### [Exercise aim]
Write out every entry exactly as it stands.

### [Record set]
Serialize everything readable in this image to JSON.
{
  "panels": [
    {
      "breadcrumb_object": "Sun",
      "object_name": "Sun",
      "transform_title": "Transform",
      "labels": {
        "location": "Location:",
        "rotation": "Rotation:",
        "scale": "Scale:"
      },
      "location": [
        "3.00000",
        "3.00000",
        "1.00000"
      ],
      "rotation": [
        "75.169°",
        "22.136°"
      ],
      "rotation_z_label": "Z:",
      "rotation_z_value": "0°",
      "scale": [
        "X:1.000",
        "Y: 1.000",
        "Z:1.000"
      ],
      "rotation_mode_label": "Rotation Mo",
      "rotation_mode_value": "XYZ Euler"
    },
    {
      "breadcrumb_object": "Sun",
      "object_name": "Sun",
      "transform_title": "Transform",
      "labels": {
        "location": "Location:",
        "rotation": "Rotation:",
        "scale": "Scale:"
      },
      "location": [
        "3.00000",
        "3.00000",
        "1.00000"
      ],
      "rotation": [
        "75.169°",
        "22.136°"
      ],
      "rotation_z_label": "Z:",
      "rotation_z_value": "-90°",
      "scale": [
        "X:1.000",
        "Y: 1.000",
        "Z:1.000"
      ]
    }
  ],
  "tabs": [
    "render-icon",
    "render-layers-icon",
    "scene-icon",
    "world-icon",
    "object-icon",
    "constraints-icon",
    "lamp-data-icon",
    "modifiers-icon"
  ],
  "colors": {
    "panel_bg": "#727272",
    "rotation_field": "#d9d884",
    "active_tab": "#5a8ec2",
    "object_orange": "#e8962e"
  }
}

### [Finished exercise]
Serialize everything readable in this image to JSON.
{
  "panels": [
    {
      "breadcrumb_object": "Sun",
      "object_name": "Sun",
      "transform_title": "Transform",
      "labels": {
        "location": "Location:",
        "rotation": "Rotation:",
        "scale": "Scale:"
      },
      "location": [
        "3.00000",
        "3.00000",
        "1.00000"
      ],
      "rotation": [
        "75.169°",
        "22.136°"
      ],
      "rotation_z_label": "Z:",
      "rotation_z_value": "0°",
      "scale": [
        "X:1.000",
        "Y: 1.000",
        "Z:1.000"
      ],
      "rotation_mode_label": "Rotation Mo",
      "rotation_mode_value": "XYZ Euler"
    },
    {
      "breadcrumb_object": "Sun",
      "object_name": "Sun",
      "transform_title": "Transform",
      "labels": {
        "location": "Location:",
        "rotation": "Rotation:",
        "scale": "Scale:"
      },
      "location": [
        "3.00000",
        "3.00000",
        "1.00000"
      ],
      "rotation": [
        "75.169°",
        "22.136°"
      ],
      "rotation_z_label": "Z:",
      "rotation_z_value": "-90°",
      "scale": [
        "X:1.000",
        "Y: 1.000",
        "Z:1.000"
      ]
    }
  ],
  "tabs": [
    "render-icon",
    "render-layers-icon",
    "scene-icon",
    "world-icon",
    "object-icon",
    "constraints-icon",
    "lamp-data-icon",
    "modifiers-icon"
  ],
  "colors": {
    "panel_bg": "#727272",
    "rotation_field": "#d9d884",
    "active_tab": "#5a8ec2",
    "object_orange": "#e8962e"
  }
}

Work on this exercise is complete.